- **Extrait à lire**:
····················
2022 - CYBEROPÉRATIONS OFFENSIVES OU DÉFENSIVES : UN DÉFI POUR L’OTAN

Roberta PINOTTI (Italie) - AVANT-PROJET DE RAPPORT

06 mai 2022

La multiplication des cyberopérations – tant en-dessous qu’au-delà du seuil de la guerre – soulève de graves questions quant à l’avenir de la sécurité alliée et plus largement, de la conduite de la guerre. Étant donné que la plupart des objets, personnes, organisations et infrastructures évoluent aujourd’hui dans des réseaux numériques, la « surface d’attaque » s’étend de plus en plus. Cette situation donne l’avantage à l’agresseur et met en péril des biens jusque-là épargnés, comme les infrastructures critiques, les marchés financiers voire la stabilité sociale. À l’heure où elles intègrent dans leurs arsenaux des moyens destinés à de nouveaux types d’opérations et apprennent à lancer des attaques numériques ainsi qu’à défendre des matériels, des armes et des structures de commandement et de contrôle de plus en plus « intelligents », les forces armées du monde entier sont confrontées à la nécessité de revoir leurs doctrines.

Le présent avant-projet de rapport fait le point sur les concepts techniques, les auteurs de la menace et les grandes thématiques qui dominent aujourd’hui le débat sur les cyberconflits. Il s’efforce, sur fond d’attention croissante portée par l’OTAN aux défis liés au cyberespace, de baliser le débat parlementaire transatlantique sur ces différents aspects. Ces dernières années, l’Alliance a adopté une politique globale sur la cyberdéfense, et réaffirmé l’applicabilité de l’article 5 du Traité atlantique. Il est par ailleurs certain que le cyberespace occupera une plus grande place dans le nouveau concept stratégique qui doit être adopté par les Alliés au sommet de Madrid, en juin prochain. Le rapport commence donc par tenter une définition claire de la logique sous-tendant les cyber effets. Il aborde ensuite les retombées de plus en plus nombreuses, en termes de conduite de la guerre, de cyberattaques dopées par les technologies émergentes, ainsi que les nombreux défis qui en découlent dans les domaines juridique et opérationnel. Il évoque ensuite les doctrines et capacités cyber des deux grandes rivales de l’OTAN dans le cyberespace, à savoir la Chine et la Russie, avant de présenter un aperçu des politiques en vigueur et évolutives de l’OTAN relatives à la cyberdéfense. Enfin, il livre rapidement quelques réflexions préliminaires sur les cyber effets constatés dans le cadre de la guerre entre la Russie et l’Ukraine.
····················
- **Lignes extraites**:
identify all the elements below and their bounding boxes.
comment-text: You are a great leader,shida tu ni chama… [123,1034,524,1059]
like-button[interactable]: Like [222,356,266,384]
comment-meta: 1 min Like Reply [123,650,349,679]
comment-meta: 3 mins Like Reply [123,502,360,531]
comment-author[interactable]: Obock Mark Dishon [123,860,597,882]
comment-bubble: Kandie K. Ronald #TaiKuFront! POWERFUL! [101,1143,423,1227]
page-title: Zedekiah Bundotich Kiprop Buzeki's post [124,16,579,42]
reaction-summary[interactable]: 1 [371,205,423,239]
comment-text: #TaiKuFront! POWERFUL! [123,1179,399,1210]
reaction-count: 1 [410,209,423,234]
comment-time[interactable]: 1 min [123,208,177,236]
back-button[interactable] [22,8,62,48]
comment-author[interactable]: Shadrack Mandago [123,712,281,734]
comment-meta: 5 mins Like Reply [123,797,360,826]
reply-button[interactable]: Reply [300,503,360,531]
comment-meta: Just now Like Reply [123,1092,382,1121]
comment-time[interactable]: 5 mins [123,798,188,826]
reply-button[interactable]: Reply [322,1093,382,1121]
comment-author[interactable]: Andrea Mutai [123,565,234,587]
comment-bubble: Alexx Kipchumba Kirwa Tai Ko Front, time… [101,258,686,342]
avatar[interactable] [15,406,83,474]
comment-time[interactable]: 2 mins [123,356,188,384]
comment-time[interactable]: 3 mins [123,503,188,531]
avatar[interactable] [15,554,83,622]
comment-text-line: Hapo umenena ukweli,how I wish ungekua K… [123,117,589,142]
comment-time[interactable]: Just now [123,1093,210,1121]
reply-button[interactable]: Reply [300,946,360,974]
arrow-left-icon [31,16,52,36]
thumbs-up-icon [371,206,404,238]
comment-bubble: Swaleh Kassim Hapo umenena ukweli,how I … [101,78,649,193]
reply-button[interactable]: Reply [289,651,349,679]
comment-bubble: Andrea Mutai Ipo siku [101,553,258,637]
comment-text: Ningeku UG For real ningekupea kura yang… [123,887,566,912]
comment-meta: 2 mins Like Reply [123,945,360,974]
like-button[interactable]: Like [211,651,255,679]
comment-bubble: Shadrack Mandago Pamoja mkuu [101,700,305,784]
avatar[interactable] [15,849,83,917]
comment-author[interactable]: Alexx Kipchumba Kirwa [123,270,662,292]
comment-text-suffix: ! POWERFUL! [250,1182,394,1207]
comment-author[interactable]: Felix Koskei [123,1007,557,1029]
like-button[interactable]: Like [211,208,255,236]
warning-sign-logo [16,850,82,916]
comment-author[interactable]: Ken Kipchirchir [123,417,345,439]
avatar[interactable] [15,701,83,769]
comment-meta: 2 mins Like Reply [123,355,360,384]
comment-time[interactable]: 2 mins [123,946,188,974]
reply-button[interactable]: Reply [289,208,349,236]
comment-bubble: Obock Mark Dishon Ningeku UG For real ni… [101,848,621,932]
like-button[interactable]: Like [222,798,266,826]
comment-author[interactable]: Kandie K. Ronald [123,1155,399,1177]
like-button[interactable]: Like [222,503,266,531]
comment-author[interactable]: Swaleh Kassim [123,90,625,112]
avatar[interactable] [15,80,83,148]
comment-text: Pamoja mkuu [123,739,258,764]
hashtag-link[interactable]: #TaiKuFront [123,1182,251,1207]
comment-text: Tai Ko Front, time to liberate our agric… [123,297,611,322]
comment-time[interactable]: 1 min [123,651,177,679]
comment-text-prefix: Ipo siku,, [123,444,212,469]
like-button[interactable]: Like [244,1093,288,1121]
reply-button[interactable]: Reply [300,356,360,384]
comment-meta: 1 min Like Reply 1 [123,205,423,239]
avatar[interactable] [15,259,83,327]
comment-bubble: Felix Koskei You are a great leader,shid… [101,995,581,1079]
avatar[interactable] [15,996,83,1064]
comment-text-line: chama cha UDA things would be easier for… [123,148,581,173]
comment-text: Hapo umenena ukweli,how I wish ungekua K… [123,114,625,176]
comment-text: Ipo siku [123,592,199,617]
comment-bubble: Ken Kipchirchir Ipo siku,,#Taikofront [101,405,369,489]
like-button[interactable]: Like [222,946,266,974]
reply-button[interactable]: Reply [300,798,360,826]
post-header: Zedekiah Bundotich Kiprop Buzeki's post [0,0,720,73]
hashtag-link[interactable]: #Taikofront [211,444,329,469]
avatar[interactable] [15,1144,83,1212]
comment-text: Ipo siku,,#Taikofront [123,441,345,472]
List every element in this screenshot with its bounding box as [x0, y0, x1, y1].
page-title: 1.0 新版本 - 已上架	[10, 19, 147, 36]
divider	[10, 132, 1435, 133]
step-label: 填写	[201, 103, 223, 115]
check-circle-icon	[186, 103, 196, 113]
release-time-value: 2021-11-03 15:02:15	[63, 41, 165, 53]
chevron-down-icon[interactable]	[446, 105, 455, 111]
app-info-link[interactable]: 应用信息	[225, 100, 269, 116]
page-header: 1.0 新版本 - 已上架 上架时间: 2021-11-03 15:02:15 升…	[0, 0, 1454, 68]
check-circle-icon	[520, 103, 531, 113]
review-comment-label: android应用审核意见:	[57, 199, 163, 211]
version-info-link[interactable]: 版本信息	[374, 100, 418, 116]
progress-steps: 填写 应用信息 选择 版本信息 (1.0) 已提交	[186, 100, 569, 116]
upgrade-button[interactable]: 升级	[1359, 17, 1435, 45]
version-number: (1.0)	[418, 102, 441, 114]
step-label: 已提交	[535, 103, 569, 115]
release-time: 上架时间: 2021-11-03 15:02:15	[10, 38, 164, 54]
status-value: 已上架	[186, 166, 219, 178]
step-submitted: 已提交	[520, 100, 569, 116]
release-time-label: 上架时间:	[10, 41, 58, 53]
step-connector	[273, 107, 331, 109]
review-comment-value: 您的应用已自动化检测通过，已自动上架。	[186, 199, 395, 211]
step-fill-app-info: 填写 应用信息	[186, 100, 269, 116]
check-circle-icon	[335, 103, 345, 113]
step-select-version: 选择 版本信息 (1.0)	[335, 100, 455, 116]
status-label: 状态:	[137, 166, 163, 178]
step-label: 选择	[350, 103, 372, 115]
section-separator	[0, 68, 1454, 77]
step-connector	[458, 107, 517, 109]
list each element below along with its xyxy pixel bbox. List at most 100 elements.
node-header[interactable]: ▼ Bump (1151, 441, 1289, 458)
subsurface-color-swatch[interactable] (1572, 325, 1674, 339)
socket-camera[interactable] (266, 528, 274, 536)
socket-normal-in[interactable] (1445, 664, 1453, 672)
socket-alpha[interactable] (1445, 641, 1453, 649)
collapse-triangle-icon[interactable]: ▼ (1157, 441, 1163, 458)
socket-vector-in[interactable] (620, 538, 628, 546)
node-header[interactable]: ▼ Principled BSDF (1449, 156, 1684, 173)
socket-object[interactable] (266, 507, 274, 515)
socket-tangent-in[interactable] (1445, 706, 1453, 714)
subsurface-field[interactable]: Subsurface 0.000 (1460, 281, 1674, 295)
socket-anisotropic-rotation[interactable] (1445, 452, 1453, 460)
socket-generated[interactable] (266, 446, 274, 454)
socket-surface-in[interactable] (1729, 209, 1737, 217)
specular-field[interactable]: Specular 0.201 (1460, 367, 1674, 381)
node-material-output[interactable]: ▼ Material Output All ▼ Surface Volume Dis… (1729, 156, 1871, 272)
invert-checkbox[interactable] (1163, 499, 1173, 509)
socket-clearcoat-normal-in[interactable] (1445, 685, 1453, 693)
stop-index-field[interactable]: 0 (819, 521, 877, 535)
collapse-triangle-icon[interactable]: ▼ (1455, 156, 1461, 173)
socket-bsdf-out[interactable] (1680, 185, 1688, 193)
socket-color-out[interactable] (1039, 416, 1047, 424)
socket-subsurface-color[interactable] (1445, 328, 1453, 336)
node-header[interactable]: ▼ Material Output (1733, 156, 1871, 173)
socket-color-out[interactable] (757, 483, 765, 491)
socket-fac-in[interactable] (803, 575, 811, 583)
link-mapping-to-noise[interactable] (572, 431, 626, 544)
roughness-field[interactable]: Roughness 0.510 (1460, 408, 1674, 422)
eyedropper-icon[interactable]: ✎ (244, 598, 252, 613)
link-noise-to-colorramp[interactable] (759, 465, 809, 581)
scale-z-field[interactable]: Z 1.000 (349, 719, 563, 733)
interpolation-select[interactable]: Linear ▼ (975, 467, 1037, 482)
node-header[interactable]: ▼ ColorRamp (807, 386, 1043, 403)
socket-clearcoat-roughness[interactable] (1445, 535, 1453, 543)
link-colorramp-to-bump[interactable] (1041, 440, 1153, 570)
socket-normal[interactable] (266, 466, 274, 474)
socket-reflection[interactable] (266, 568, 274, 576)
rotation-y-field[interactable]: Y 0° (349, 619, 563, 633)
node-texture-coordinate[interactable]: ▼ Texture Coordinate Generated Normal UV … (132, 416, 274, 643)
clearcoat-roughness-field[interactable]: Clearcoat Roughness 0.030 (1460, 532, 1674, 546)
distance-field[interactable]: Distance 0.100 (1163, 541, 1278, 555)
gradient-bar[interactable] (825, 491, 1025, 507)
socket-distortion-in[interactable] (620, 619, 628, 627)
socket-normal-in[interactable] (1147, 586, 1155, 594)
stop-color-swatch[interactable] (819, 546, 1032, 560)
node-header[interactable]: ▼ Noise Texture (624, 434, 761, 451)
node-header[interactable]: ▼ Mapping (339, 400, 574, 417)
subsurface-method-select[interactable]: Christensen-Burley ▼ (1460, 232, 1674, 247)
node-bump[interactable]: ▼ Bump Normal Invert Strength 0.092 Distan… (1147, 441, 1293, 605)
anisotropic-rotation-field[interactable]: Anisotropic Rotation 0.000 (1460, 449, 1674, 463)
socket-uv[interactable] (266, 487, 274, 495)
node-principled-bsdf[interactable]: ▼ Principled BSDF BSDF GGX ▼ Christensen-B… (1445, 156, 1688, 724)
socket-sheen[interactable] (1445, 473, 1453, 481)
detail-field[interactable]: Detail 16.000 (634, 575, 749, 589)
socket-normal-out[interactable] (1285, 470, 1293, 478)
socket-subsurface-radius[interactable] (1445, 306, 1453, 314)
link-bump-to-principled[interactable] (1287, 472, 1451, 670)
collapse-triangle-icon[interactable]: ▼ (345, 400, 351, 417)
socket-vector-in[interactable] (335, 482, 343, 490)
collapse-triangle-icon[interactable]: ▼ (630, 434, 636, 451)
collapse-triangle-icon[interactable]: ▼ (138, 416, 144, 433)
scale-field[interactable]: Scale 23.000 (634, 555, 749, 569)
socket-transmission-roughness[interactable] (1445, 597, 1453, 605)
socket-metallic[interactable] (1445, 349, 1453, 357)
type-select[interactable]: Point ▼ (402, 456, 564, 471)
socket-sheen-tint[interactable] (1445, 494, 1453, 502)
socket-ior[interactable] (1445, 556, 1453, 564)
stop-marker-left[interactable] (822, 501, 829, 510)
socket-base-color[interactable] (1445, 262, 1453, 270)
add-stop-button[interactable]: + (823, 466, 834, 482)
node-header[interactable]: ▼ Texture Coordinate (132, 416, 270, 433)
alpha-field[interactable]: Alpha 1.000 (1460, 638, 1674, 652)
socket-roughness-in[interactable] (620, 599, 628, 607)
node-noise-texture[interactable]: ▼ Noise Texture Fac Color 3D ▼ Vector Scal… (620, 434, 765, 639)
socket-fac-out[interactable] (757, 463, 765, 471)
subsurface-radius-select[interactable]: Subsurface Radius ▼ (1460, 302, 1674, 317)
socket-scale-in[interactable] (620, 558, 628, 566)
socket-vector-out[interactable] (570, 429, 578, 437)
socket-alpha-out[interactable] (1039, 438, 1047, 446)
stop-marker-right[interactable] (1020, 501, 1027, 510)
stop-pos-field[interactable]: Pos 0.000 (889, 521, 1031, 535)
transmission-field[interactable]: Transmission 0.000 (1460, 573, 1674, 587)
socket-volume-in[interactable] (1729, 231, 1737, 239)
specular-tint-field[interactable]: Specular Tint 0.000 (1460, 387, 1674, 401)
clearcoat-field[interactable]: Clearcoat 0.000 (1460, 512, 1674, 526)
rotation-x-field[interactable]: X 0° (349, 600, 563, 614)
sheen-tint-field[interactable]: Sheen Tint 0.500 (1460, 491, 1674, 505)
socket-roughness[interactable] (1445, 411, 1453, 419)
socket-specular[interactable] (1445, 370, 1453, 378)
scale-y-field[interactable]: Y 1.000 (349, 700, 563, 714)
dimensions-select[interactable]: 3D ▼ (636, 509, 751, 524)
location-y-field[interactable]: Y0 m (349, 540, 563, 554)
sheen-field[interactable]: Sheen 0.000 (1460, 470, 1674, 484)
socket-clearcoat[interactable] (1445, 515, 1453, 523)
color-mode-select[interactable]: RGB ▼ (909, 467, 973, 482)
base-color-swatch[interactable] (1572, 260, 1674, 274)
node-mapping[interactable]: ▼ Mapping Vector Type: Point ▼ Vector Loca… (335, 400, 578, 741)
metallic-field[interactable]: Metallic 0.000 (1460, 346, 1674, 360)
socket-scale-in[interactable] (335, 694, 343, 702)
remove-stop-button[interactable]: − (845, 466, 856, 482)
····················
Reprenez la rédaction de l'avant-projet de rapport sur les cyberopérations et l'OTAN à la suite de son dernier paragraphe.

- **Réponse**:
S’agissant de l’avenir, on doit s’attendre à ce que le cyberespace se transforme de plus en plus en domaine de confrontation. Il incombe dès lors aux parlementaires de l’OTAN d’œuvrer ensemble au maintien et à l’augmentation des investissements au titre de l’interopérabilité des cyberforces alliées. Ces mêmes parlementaires devront également, au travers d’un dialogue et d’une coopération plus poussés, faire en sorte que les forces armées et les gouvernements, mais aussi le secteur privé et la société civile, soient au fait des tenants et aboutissants des cyberattaques et de la défense face à ces dernières. En conclusion, le rapport nous rappelle que la mise en place d’une cyberdéfense transatlantique résiliente suppose que l’on puisse dégager un terrain d’entente sur les cadres juridiques applicables au cyberespace, et sur l’attribution des cyberincidents et leur prise en charge à l’échelle de l’Alliance ; et que l’on puisse collaborer avec des partenaires équipés pour renforcer les cyberdéfenses collectives ou demandant un soutien en urgence – comme l’Ukraine.